TASK: Repeat all entries exactly.

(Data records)

################

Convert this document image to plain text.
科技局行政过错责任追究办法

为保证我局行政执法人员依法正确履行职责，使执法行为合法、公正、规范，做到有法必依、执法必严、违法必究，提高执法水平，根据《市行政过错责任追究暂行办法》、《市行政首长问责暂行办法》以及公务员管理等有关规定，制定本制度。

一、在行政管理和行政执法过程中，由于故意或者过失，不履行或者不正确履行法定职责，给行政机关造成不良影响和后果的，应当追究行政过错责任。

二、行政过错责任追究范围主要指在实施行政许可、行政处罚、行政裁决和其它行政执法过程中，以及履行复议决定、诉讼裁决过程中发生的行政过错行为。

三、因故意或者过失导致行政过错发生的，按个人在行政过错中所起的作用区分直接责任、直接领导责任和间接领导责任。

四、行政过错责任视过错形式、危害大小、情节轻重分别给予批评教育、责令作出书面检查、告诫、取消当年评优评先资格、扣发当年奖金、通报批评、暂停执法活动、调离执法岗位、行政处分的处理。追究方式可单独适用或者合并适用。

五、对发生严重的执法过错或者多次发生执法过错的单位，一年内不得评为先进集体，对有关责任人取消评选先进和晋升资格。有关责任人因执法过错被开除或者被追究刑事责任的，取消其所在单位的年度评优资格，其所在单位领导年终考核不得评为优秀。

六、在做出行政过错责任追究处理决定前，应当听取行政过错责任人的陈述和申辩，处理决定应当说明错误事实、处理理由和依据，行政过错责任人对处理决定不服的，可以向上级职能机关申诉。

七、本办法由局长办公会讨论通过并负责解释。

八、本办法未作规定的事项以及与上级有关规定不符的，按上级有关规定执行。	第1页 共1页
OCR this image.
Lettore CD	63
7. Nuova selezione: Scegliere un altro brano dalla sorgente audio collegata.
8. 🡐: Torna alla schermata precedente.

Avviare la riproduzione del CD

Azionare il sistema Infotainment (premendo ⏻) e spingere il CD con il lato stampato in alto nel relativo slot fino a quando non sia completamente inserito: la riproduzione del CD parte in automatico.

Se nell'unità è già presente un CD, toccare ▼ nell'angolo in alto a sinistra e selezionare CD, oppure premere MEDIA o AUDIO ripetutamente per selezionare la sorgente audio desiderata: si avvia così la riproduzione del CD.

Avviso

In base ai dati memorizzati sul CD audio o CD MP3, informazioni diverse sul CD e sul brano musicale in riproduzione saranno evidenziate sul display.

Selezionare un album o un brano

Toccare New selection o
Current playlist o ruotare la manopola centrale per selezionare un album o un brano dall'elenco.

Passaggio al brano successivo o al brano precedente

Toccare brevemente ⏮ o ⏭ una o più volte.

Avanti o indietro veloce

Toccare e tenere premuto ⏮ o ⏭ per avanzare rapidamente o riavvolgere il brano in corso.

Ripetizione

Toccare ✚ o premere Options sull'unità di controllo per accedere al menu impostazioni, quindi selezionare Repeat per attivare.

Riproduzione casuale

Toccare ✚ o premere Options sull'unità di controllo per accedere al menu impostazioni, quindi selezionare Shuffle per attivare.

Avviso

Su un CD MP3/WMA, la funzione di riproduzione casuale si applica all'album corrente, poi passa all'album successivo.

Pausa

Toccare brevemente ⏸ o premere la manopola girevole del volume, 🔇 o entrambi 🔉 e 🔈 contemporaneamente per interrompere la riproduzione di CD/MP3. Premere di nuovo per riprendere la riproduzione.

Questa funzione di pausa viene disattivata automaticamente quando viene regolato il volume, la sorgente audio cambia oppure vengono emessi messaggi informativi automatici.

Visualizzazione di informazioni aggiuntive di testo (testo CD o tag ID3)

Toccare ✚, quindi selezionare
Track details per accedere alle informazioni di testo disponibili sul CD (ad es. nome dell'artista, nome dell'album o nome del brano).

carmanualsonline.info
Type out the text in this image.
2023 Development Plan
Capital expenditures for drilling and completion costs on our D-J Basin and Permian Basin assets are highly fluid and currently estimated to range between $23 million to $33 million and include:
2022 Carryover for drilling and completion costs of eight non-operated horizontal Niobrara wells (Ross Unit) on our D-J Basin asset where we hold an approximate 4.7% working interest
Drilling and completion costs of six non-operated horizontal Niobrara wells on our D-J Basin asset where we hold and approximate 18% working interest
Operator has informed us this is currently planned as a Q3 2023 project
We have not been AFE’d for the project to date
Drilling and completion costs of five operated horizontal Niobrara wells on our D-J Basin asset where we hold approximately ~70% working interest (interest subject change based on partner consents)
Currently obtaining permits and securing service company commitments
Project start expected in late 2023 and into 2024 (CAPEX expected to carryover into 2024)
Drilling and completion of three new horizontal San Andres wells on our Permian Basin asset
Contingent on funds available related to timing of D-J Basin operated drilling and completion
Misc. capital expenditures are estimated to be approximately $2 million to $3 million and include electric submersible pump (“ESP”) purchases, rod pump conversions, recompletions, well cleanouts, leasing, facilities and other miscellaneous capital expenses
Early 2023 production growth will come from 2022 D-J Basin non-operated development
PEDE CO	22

################

EXERCISE RESPONSE:
Convert this document image to plain text.
科技局行政过错责任追究办法

为保证我局行政执法人员依法正确履行职责，使执法行为合法、公正、规范，做到有法必依、执法必严、违法必究，提高执法水平，根据《市行政过错责任追究暂行办法》、《市行政首长问责暂行办法》以及公务员管理等有关规定，制定本制度。

一、在行政管理和行政执法过程中，由于故意或者过失，不履行或者不正确履行法定职责，给行政机关造成不良影响和后果的，应当追究行政过错责任。

二、行政过错责任追究范围主要指在实施行政许可、行政处罚、行政裁决和其它行政执法过程中，以及履行复议决定、诉讼裁决过程中发生的行政过错行为。

三、因故意或者过失导致行政过错发生的，按个人在行政过错中所起的作用区分直接责任、直接领导责任和间接领导责任。

四、行政过错责任视过错形式、危害大小、情节轻重分别给予批评教育、责令作出书面检查、告诫、取消当年评优评先资格、扣发当年奖金、通报批评、暂停执法活动、调离执法岗位、行政处分的处理。追究方式可单独适用或者合并适用。

五、对发生严重的执法过错或者多次发生执法过错的单位，一年内不得评为先进集体，对有关责任人取消评选先进和晋升资格。有关责任人因执法过错被开除或者被追究刑事责任的，取消其所在单位的年度评优资格，其所在单位领导年终考核不得评为优秀。

六、在做出行政过错责任追究处理决定前，应当听取行政过错责任人的陈述和申辩，处理决定应当说明错误事实、处理理由和依据，行政过错责任人对处理决定不服的，可以向上级职能机关申诉。

七、本办法由局长办公会讨论通过并负责解释。

八、本办法未作规定的事项以及与上级有关规定不符的，按上级有关规定执行。	第1页 共1页
OCR this image.
Lettore CD	63
7. Nuova selezione: Scegliere un altro brano dalla sorgente audio collegata.
8. 🡐: Torna alla schermata precedente.

Avviare la riproduzione del CD

Azionare il sistema Infotainment (premendo ⏻) e spingere il CD con il lato stampato in alto nel relativo slot fino a quando non sia completamente inserito: la riproduzione del CD parte in automatico.

Se nell'unità è già presente un CD, toccare ▼ nell'angolo in alto a sinistra e selezionare CD, oppure premere MEDIA o AUDIO ripetutamente per selezionare la sorgente audio desiderata: si avvia così la riproduzione del CD.

Avviso

In base ai dati memorizzati sul CD audio o CD MP3, informazioni diverse sul CD e sul brano musicale in riproduzione saranno evidenziate sul display.

Selezionare un album o un brano

Toccare New selection o
Current playlist o ruotare la manopola centrale per selezionare un album o un brano dall'elenco.

Passaggio al brano successivo o al brano precedente

Toccare brevemente ⏮ o ⏭ una o più volte.

Avanti o indietro veloce

Toccare e tenere premuto ⏮ o ⏭ per avanzare rapidamente o riavvolgere il brano in corso.

Ripetizione

Toccare ✚ o premere Options sull'unità di controllo per accedere al menu impostazioni, quindi selezionare Repeat per attivare.

Riproduzione casuale

Toccare ✚ o premere Options sull'unità di controllo per accedere al menu impostazioni, quindi selezionare Shuffle per attivare.

Avviso

Su un CD MP3/WMA, la funzione di riproduzione casuale si applica all'album corrente, poi passa all'album successivo.

Pausa

Toccare brevemente ⏸ o premere la manopola girevole del volume, 🔇 o entrambi 🔉 e 🔈 contemporaneamente per interrompere la riproduzione di CD/MP3. Premere di nuovo per riprendere la riproduzione.

Questa funzione di pausa viene disattivata automaticamente quando viene regolato il volume, la sorgente audio cambia oppure vengono emessi messaggi informativi automatici.

Visualizzazione di informazioni aggiuntive di testo (testo CD o tag ID3)

Toccare ✚, quindi selezionare
Track details per accedere alle informazioni di testo disponibili sul CD (ad es. nome dell'artista, nome dell'album o nome del brano).

carmanualsonline.info
Type out the text in this image.
2023 Development Plan
Capital expenditures for drilling and completion costs on our D-J Basin and Permian Basin assets are highly fluid and currently estimated to range between $23 million to $33 million and include:
2022 Carryover for drilling and completion costs of eight non-operated horizontal Niobrara wells (Ross Unit) on our D-J Basin asset where we hold an approximate 4.7% working interest
Drilling and completion costs of six non-operated horizontal Niobrara wells on our D-J Basin asset where we hold and approximate 18% working interest
Operator has informed us this is currently planned as a Q3 2023 project
We have not been AFE’d for the project to date
Drilling and completion costs of five operated horizontal Niobrara wells on our D-J Basin asset where we hold approximately ~70% working interest (interest subject change based on partner consents)
Currently obtaining permits and securing service company commitments
Project start expected in late 2023 and into 2024 (CAPEX expected to carryover into 2024)
Drilling and completion of three new horizontal San Andres wells on our Permian Basin asset
Contingent on funds available related to timing of D-J Basin operated drilling and completion
Misc. capital expenditures are estimated to be approximately $2 million to $3 million and include electric submersible pump (“ESP”) purchases, rod pump conversions, recompletions, well cleanouts, leasing, facilities and other miscellaneous capital expenses
Early 2023 production growth will come from 2022 D-J Basin non-operated development
PEDE CO	22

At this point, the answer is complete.